Entries taken from a collection
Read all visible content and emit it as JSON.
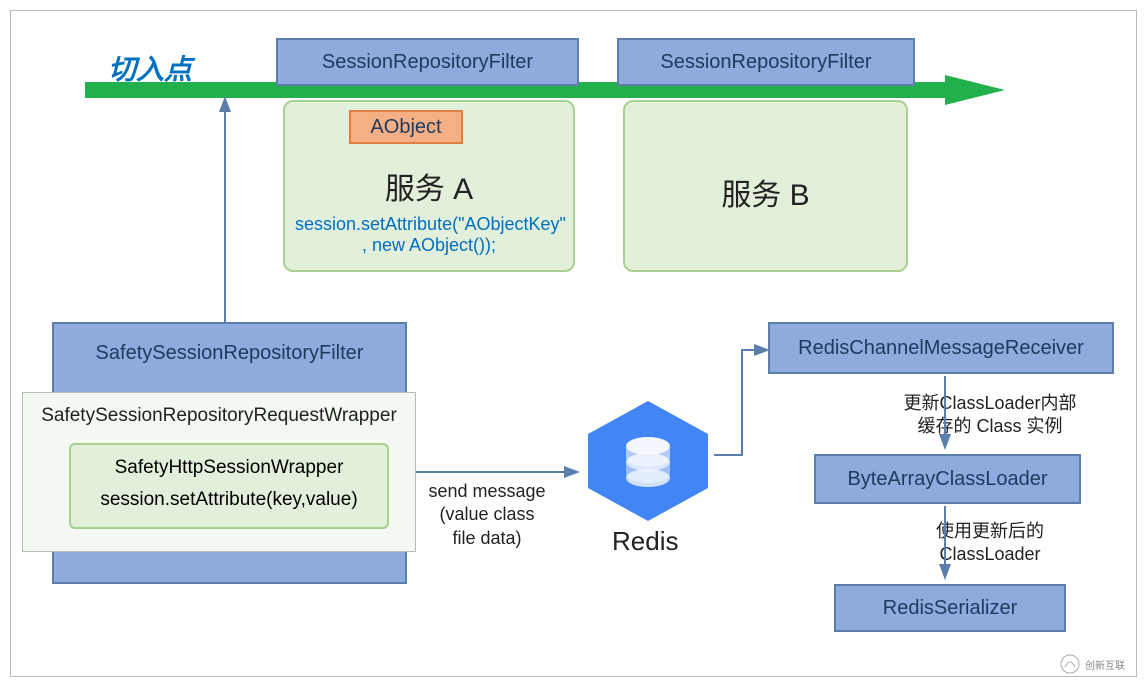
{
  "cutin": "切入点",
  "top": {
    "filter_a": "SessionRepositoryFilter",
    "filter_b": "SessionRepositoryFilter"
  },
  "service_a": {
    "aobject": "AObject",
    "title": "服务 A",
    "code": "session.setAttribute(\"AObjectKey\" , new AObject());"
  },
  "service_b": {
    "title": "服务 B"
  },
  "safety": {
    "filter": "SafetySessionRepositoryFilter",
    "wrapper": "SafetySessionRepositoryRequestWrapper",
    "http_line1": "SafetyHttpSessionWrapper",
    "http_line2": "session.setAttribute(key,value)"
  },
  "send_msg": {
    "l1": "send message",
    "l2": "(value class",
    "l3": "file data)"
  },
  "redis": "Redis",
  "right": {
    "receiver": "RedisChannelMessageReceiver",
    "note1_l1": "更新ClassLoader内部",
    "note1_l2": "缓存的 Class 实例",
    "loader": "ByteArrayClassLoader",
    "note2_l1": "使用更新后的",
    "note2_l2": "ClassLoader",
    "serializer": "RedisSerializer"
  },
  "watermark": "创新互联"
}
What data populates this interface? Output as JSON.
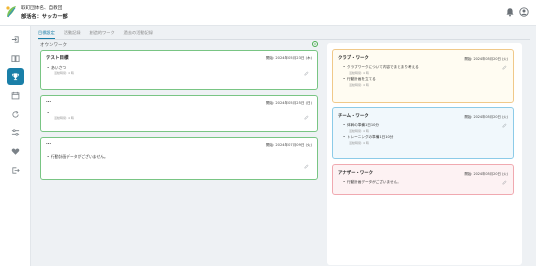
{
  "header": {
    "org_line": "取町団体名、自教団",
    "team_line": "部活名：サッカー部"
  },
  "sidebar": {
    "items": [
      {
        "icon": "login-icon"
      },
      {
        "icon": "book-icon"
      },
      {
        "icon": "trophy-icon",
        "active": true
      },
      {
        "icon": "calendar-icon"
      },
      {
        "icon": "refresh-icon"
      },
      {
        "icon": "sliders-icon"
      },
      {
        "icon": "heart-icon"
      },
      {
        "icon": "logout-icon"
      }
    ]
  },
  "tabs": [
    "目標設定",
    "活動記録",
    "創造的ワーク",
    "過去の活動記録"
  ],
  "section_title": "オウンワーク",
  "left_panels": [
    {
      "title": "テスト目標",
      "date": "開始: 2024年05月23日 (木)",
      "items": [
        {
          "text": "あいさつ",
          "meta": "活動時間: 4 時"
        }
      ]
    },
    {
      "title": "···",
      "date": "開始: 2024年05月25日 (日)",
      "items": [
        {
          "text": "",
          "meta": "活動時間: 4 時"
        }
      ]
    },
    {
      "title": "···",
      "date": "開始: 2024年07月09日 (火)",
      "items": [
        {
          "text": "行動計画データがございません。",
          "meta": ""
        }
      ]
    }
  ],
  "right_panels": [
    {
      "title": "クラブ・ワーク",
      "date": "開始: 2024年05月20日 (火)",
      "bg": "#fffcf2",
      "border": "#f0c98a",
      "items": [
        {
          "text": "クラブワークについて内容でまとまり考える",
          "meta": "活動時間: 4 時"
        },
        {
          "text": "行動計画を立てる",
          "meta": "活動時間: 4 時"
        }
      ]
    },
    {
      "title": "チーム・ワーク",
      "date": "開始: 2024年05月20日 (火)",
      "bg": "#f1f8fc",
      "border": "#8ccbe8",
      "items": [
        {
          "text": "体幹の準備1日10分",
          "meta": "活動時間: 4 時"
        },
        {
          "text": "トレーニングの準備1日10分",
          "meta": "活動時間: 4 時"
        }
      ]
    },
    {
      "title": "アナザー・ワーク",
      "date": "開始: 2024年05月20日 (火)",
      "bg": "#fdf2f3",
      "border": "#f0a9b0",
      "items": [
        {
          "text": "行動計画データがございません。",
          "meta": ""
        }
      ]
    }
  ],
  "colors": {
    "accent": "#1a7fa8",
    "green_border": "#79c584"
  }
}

# What is needed
Write out the entries again, exactly as given, skipping any images.

# Worked solution
Read all visible content and emit it as JSON.
{
  "cutin": "切入点",
  "top": {
    "filter_a": "SessionRepositoryFilter",
    "filter_b": "SessionRepositoryFilter"
  },
  "service_a": {
    "aobject": "AObject",
    "title": "服务 A",
    "code": "session.setAttribute(\"AObjectKey\" , new AObject());"
  },
  "service_b": {
    "title": "服务 B"
  },
  "safety": {
    "filter": "SafetySessionRepositoryFilter",
    "wrapper": "SafetySessionRepositoryRequestWrapper",
    "http_line1": "SafetyHttpSessionWrapper",
    "http_line2": "session.setAttribute(key,value)"
  },
  "send_msg": {
    "l1": "send message",
    "l2": "(value class",
    "l3": "file data)"
  },
  "redis": "Redis",
  "right": {
    "receiver": "RedisChannelMessageReceiver",
    "note1_l1": "更新ClassLoader内部",
    "note1_l2": "缓存的 Class 实例",
    "loader": "ByteArrayClassLoader",
    "note2_l1": "使用更新后的",
    "note2_l2": "ClassLoader",
    "serializer": "RedisSerializer"
  },
  "watermark": "创新互联"
}
What data populates this interface? Output as JSON.
{
  "header": {
    "org_line": "取町団体名、自教団",
    "team_line": "部活名：サッカー部"
  },
  "sidebar": {
    "items": [
      {
        "icon": "login-icon"
      },
      {
        "icon": "book-icon"
      },
      {
        "icon": "trophy-icon",
        "active": true
      },
      {
        "icon": "calendar-icon"
      },
      {
        "icon": "refresh-icon"
      },
      {
        "icon": "sliders-icon"
      },
      {
        "icon": "heart-icon"
      },
      {
        "icon": "logout-icon"
      }
    ]
  },
  "tabs": [
    "目標設定",
    "活動記録",
    "創造的ワーク",
    "過去の活動記録"
  ],
  "section_title": "オウンワーク",
  "left_panels": [
    {
      "title": "テスト目標",
      "date": "開始: 2024年05月23日 (木)",
      "items": [
        {
          "text": "あいさつ",
          "meta": "活動時間: 4 時"
        }
      ]
    },
    {
      "title": "···",
      "date": "開始: 2024年05月25日 (日)",
      "items": [
        {
          "text": "",
          "meta": "活動時間: 4 時"
        }
      ]
    },
    {
      "title": "···",
      "date": "開始: 2024年07月09日 (火)",
      "items": [
        {
          "text": "行動計画データがございません。",
          "meta": ""
        }
      ]
    }
  ],
  "right_panels": [
    {
      "title": "クラブ・ワーク",
      "date": "開始: 2024年05月20日 (火)",
      "bg": "#fffcf2",
      "border": "#f0c98a",
      "items": [
        {
          "text": "クラブワークについて内容でまとまり考える",
          "meta": "活動時間: 4 時"
        },
        {
          "text": "行動計画を立てる",
          "meta": "活動時間: 4 時"
        }
      ]
    },
    {
      "title": "チーム・ワーク",
      "date": "開始: 2024年05月20日 (火)",
      "bg": "#f1f8fc",
      "border": "#8ccbe8",
      "items": [
        {
          "text": "体幹の準備1日10分",
          "meta": "活動時間: 4 時"
        },
        {
          "text": "トレーニングの準備1日10分",
          "meta": "活動時間: 4 時"
        }
      ]
    },
    {
      "title": "アナザー・ワーク",
      "date": "開始: 2024年05月20日 (火)",
      "bg": "#fdf2f3",
      "border": "#f0a9b0",
      "items": [
        {
          "text": "行動計画データがございません。",
          "meta": ""
        }
      ]
    }
  ],
  "colors": {
    "accent": "#1a7fa8",
    "green_border": "#79c584"
  }
}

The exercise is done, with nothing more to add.